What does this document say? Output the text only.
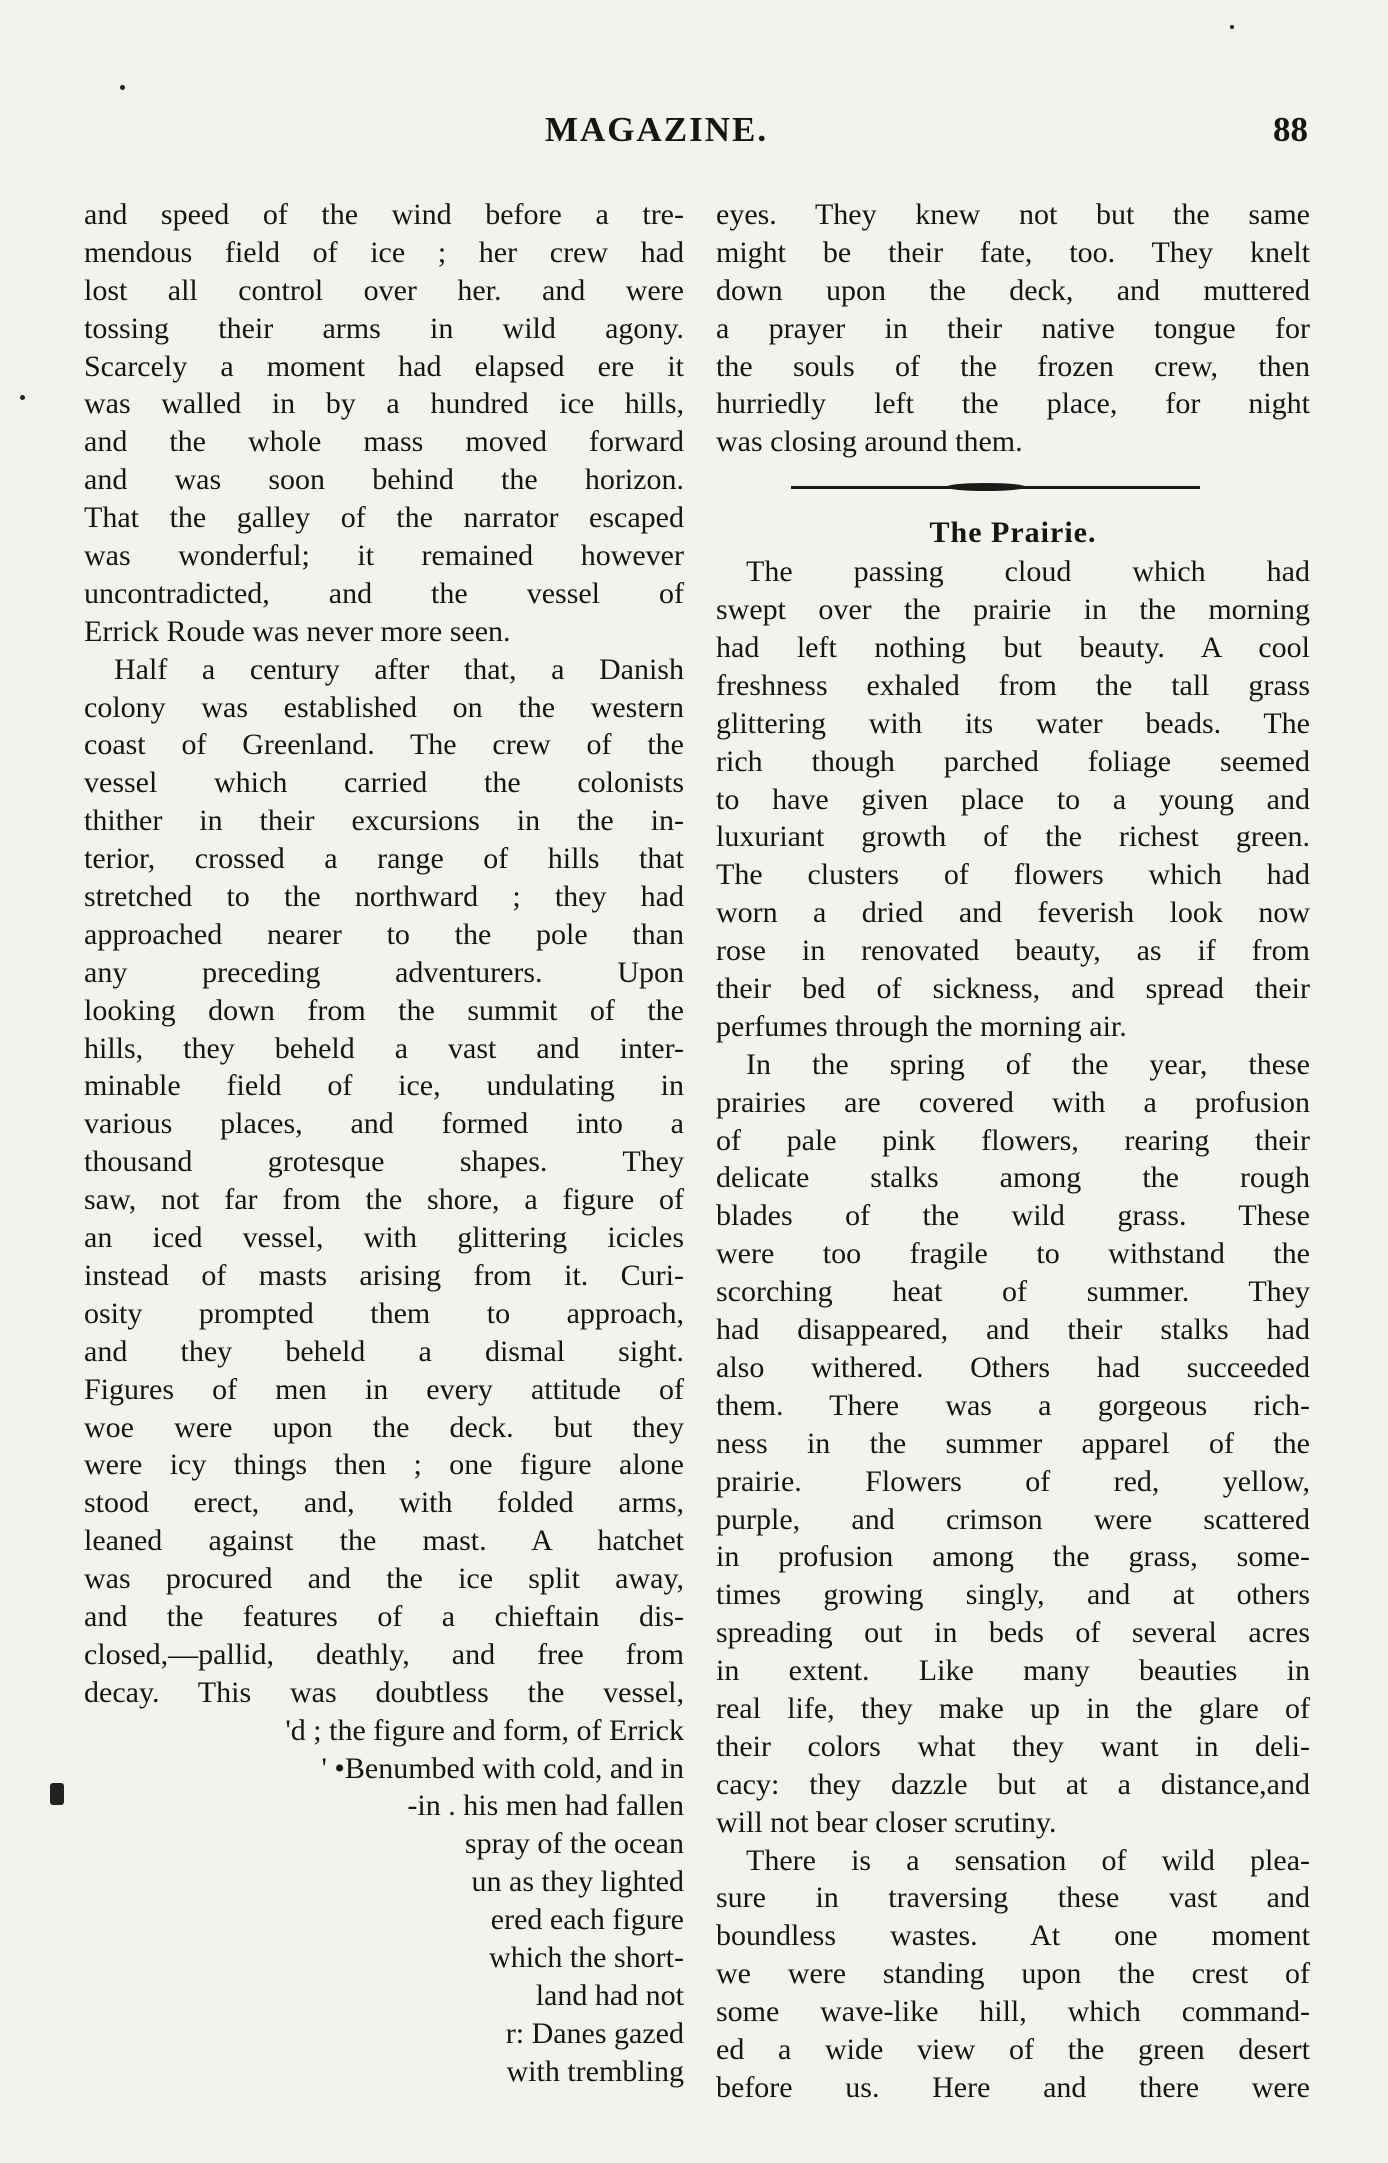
MAGAZINE.	88
and speed of the wind before a tre-
mendous field of ice ; her crew had
lost all control over her. and were
tossing their arms in wild agony.
Scarcely a moment had elapsed ere it
was walled in by a hundred ice hills,
and the whole mass moved forward
and was soon behind the horizon.
That the galley of the narrator escaped
was wonderful; it remained however
uncontradicted, and the vessel of
Errick Roude was never more seen.
Half a century after that, a Danish
colony was established on the western
coast of Greenland. The crew of the
vessel which carried the colonists
thither in their excursions in the in-
terior, crossed a range of hills that
stretched to the northward ; they had
approached nearer to the pole than
any preceding adventurers. Upon
looking down from the summit of the
hills, they beheld a vast and inter-
minable field of ice, undulating in
various places, and formed into a
thousand grotesque shapes. They
saw, not far from the shore, a figure of
an iced vessel, with glittering icicles
instead of masts arising from it. Curi-
osity prompted them to approach,
and they beheld a dismal sight.
Figures of men in every attitude of
woe were upon the deck. but they
were icy things then ; one figure alone
stood erect, and, with folded arms,
leaned against the mast. A hatchet
was procured and the ice split away,
and the features of a chieftain dis-
closed,—pallid, deathly, and free from
decay. This was doubtless the vessel,
'd ; the figure and form, of Errick
' •Benumbed with cold, and in
-in . his men had fallen
spray of the ocean
un as they lighted
ered each figure
which the short-
land had not
r: Danes gazed
with trembling
eyes. They knew not but the same
might be their fate, too. They knelt
down upon the deck, and muttered
a prayer in their native tongue for
the souls of the frozen crew, then
hurriedly left the place, for night
was closing around them.
The Prairie.
The passing cloud which had
swept over the prairie in the morning
had left nothing but beauty. A cool
freshness exhaled from the tall grass
glittering with its water beads. The
rich though parched foliage seemed
to have given place to a young and
luxuriant growth of the richest green.
The clusters of flowers which had
worn a dried and feverish look now
rose in renovated beauty, as if from
their bed of sickness, and spread their
perfumes through the morning air.
In the spring of the year, these
prairies are covered with a profusion
of pale pink flowers, rearing their
delicate stalks among the rough
blades of the wild grass. These
were too fragile to withstand the
scorching heat of summer. They
had disappeared, and their stalks had
also withered. Others had succeeded
them. There was a gorgeous rich-
ness in the summer apparel of the
prairie. Flowers of red, yellow,
purple, and crimson were scattered
in profusion among the grass, some-
times growing singly, and at others
spreading out in beds of several acres
in extent. Like many beauties in
real life, they make up in the glare of
their colors what they want in deli-
cacy: they dazzle but at a distance,and
will not bear closer scrutiny.
There is a sensation of wild plea-
sure in traversing these vast and
boundless wastes. At one moment
we were standing upon the crest of
some wave-like hill, which command-
ed a wide view of the green desert
before us. Here and there were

-=-=-=-=-

# Task to carry out
In the listing, find all lines with the string "morning" and copy them.

# Solution to this exercise
swept over the prairie in the morning
perfumes through the morning air.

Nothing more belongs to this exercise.